В ближайшем номере ‘Возрождения’ прочтите мою статью о нашем друге Георгии Иванове6. Она не очень удалась, я дописывал ее в полном изнеможении вчера вечером, но кое-что в ней Вы, надеюсь, оцените.
Правда ли, что Вы написали пьесу? Приедете ли, как подобает драматургу, на премьеру? Будете ли выходить на вызовы? Влюбитесь ли в исполнительницу главной роли? Я, впрочем, все равно решил идти на первый спектакль — из любви к Вам и на зло человечеству, так как на пьесы Алданова и Теффи идти отказался7.
Знаете ли новую повесть Белкина о том, как корнет Фондаминский пригласил генерала Милюкова шафером на свадьбу свою с девицей Павловской — а генерал взял да и увез невесту прямо из под венца к себе на квартиру?8 Чудная вещь, немножко напоминает ‘Выстрел’, хотя решительно без всякой стрельбы.
Долго ли Вы пробудете в Ментоне? Последний доктор, который у меня был (Аитов)9, сказал, что мне надо выиграть в Национальную Лотерею, и ушел, ничего не прописав. Теперь я стараюсь выиграть, и если выиграю, то поеду в Монте-Карло, и мы станем соседями.
Будьте здоровы. Вам кланяется моя жена10.

Ваш В.Ходасевич.

25 янв[аря] 1938.
1 В письме (машинописи) дата ’16 декабря’ исправлена рукой Ходасевича на ’15 декабря’. В ‘камерфурьерском журнале’ начало записи ‘в постели’ помечено четвергом, 16 декабря, запись охватывает время вплоть до 18 января следующего года. 19 и 20 января Ходасевич записал: ‘В [кафе. — Публ.] Murat’, но 21-го снова появляется: ‘Весь день в постели’. На следующий день он опять ‘выполз’ в Murat, a уже с 23-го: ‘Весь день в постели’. В записи от 24-го читаем ‘гулял’, а 25-го: ‘Весь день дома’. Только с 26-го Ходасевич начал выходить по вечерам (обыкновенно к друзьям или в кафе Мюрат, на бридж). Последний его фельетон 1937-го года (‘О Горьком. Из воспоминаний’) появился в ‘Возрождении’ 10 декабря (No 4109), а следующий, уже в 1938 г. (‘Беседа’) в номере 4114 от 14 января.

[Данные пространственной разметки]
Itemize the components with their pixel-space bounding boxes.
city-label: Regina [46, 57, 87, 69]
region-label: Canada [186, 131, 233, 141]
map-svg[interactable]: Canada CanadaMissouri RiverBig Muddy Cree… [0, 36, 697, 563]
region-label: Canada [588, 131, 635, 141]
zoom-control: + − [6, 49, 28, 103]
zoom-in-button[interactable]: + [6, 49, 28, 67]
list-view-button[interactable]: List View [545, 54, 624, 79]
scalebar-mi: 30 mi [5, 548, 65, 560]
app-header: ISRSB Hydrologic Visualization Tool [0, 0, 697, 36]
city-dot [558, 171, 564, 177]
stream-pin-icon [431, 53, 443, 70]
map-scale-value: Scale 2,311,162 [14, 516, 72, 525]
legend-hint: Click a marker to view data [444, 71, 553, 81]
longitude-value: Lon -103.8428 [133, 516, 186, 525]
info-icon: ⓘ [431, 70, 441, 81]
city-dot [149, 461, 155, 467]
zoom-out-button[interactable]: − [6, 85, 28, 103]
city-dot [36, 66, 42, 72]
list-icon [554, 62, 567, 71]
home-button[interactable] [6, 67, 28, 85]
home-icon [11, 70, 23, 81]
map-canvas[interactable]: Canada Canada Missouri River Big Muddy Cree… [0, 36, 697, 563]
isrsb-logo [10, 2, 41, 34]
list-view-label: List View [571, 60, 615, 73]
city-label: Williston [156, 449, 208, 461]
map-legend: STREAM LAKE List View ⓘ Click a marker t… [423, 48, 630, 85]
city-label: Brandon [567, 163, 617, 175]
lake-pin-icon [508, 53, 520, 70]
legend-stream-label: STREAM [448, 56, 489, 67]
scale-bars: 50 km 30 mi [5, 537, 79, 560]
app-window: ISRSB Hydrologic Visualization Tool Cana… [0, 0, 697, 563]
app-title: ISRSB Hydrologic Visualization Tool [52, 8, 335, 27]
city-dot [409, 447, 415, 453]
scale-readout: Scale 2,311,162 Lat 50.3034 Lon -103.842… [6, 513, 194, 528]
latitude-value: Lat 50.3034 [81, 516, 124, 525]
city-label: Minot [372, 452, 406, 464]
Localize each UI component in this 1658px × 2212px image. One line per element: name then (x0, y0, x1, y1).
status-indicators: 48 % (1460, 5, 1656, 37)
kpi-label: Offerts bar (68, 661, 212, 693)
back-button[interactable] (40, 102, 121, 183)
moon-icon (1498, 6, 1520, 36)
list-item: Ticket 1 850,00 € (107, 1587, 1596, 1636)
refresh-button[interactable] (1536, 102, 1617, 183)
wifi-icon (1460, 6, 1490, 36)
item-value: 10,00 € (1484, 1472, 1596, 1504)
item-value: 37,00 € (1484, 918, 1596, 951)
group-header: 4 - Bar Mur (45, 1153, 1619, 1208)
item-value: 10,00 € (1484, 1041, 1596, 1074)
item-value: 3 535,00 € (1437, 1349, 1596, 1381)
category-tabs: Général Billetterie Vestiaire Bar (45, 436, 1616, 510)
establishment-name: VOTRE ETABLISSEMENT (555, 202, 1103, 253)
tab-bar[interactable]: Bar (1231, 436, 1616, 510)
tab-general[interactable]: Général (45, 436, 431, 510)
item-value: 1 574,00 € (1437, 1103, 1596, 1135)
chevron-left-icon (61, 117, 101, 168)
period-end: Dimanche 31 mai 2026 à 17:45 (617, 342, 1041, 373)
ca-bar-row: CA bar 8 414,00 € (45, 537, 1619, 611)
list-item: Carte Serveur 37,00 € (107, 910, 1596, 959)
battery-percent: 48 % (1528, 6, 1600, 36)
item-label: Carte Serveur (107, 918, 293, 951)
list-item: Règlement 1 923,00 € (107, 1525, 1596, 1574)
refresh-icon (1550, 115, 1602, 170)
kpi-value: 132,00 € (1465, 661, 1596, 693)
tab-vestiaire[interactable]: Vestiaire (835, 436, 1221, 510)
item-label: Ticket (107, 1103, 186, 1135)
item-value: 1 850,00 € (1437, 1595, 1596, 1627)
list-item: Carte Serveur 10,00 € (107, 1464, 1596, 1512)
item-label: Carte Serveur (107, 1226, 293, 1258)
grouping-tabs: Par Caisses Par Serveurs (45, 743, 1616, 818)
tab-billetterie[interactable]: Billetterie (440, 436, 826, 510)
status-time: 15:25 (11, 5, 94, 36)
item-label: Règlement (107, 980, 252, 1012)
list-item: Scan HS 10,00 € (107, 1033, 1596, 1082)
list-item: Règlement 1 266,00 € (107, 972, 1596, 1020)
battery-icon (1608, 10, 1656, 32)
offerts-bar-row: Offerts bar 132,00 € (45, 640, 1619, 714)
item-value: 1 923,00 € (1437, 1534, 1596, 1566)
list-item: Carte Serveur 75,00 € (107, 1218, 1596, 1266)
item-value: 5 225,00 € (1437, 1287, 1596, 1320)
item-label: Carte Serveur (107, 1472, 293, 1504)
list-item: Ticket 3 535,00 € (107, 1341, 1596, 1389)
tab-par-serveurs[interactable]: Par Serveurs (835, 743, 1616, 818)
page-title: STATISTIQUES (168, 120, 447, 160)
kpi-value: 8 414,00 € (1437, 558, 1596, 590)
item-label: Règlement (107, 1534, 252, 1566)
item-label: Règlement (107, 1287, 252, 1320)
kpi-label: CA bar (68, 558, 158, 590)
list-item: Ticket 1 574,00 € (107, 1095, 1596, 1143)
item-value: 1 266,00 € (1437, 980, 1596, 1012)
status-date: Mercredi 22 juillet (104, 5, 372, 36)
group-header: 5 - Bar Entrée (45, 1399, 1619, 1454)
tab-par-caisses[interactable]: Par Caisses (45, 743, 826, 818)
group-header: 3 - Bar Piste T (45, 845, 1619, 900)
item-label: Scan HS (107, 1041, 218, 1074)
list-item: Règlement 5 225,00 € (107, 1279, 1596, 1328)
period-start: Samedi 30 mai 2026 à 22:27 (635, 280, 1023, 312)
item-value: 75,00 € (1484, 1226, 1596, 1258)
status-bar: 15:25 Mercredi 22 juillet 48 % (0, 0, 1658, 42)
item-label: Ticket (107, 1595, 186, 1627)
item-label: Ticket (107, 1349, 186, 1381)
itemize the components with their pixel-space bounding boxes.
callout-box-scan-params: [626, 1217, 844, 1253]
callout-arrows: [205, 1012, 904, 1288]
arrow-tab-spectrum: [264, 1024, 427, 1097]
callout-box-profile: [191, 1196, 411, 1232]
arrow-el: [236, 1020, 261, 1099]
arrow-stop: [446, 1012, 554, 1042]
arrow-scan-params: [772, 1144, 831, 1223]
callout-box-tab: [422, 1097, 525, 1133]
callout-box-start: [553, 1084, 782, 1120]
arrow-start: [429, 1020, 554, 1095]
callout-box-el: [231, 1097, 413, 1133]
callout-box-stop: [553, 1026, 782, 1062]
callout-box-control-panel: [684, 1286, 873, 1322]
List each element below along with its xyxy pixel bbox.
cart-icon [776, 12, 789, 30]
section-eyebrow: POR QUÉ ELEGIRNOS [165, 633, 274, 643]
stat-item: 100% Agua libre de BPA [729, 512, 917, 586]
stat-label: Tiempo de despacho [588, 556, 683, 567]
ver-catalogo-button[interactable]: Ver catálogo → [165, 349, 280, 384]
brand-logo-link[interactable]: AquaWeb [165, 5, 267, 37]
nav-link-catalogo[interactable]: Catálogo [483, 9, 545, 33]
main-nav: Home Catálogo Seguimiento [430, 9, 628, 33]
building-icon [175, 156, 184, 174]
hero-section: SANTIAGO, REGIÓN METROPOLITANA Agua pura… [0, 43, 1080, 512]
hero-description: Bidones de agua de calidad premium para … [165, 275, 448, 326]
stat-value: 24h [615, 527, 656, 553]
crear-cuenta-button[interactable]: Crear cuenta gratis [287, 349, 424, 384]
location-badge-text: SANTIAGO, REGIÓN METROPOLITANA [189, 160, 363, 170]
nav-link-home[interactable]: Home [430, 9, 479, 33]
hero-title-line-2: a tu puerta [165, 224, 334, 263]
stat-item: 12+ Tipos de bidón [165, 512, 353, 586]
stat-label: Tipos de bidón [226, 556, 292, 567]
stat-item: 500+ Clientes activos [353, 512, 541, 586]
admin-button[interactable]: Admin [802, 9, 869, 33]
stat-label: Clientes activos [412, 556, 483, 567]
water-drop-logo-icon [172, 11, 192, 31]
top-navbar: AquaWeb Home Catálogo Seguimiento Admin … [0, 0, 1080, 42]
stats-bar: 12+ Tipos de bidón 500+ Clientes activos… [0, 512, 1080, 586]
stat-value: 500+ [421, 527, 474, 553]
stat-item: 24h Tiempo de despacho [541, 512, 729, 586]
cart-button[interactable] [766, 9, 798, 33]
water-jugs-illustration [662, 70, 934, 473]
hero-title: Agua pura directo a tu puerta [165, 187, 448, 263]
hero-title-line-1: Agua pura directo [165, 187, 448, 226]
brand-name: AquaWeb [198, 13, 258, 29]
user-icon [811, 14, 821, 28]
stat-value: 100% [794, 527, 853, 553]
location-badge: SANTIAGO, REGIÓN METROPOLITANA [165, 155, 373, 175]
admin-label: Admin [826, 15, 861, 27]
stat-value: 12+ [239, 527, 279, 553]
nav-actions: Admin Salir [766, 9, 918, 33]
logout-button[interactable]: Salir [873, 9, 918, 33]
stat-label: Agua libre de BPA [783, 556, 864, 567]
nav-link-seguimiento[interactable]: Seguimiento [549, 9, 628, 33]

Задание: Перепечатайте извлечённый текст полностью, ничего в нём не меняя.

Ожидаемый результат:
В ближайшем номере ‘Возрождения’ прочтите мою статью о нашем друге Георгии Иванове6. Она не очень удалась, я дописывал ее в полном изнеможении вчера вечером, но кое-что в ней Вы, надеюсь, оцените.
Правда ли, что Вы написали пьесу? Приедете ли, как подобает драматургу, на премьеру? Будете ли выходить на вызовы? Влюбитесь ли в исполнительницу главной роли? Я, впрочем, все равно решил идти на первый спектакль — из любви к Вам и на зло человечеству, так как на пьесы Алданова и Теффи идти отказался7.
Знаете ли новую повесть Белкина о том, как корнет Фондаминский пригласил генерала Милюкова шафером на свадьбу свою с девицей Павловской — а генерал взял да и увез невесту прямо из под венца к себе на квартиру?8 Чудная вещь, немножко напоминает ‘Выстрел’, хотя решительно без всякой стрельбы.
Долго ли Вы пробудете в Ментоне? Последний доктор, который у меня был (Аитов)9, сказал, что мне надо выиграть в Национальную Лотерею, и ушел, ничего не прописав. Теперь я стараюсь выиграть, и если выиграю, то поеду в Монте-Карло, и мы станем соседями.
Будьте здоровы. Вам кланяется моя жена10.

Ваш В.Ходасевич.

25 янв[аря] 1938.
1 В письме (машинописи) дата ’16 декабря’ исправлена рукой Ходасевича на ’15 декабря’. В ‘камерфурьерском журнале’ начало записи ‘в постели’ помечено четвергом, 16 декабря, запись охватывает время вплоть до 18 января следующего года. 19 и 20 января Ходасевич записал: ‘В [кафе. — Публ.] Murat’, но 21-го снова появляется: ‘Весь день в постели’. На следующий день он опять ‘выполз’ в Murat, a уже с 23-го: ‘Весь день в постели’. В записи от 24-го читаем ‘гулял’, а 25-го: ‘Весь день дома’. Только с 26-го Ходасевич начал выходить по вечерам (обыкновенно к друзьям или в кафе Мюрат, на бридж). Последний его фельетон 1937-го года (‘О Горьком. Из воспоминаний’) появился в ‘Возрождении’ 10 декабря (No 4109), а следующий, уже в 1938 г. (‘Беседа’) в номере 4114 от 14 января.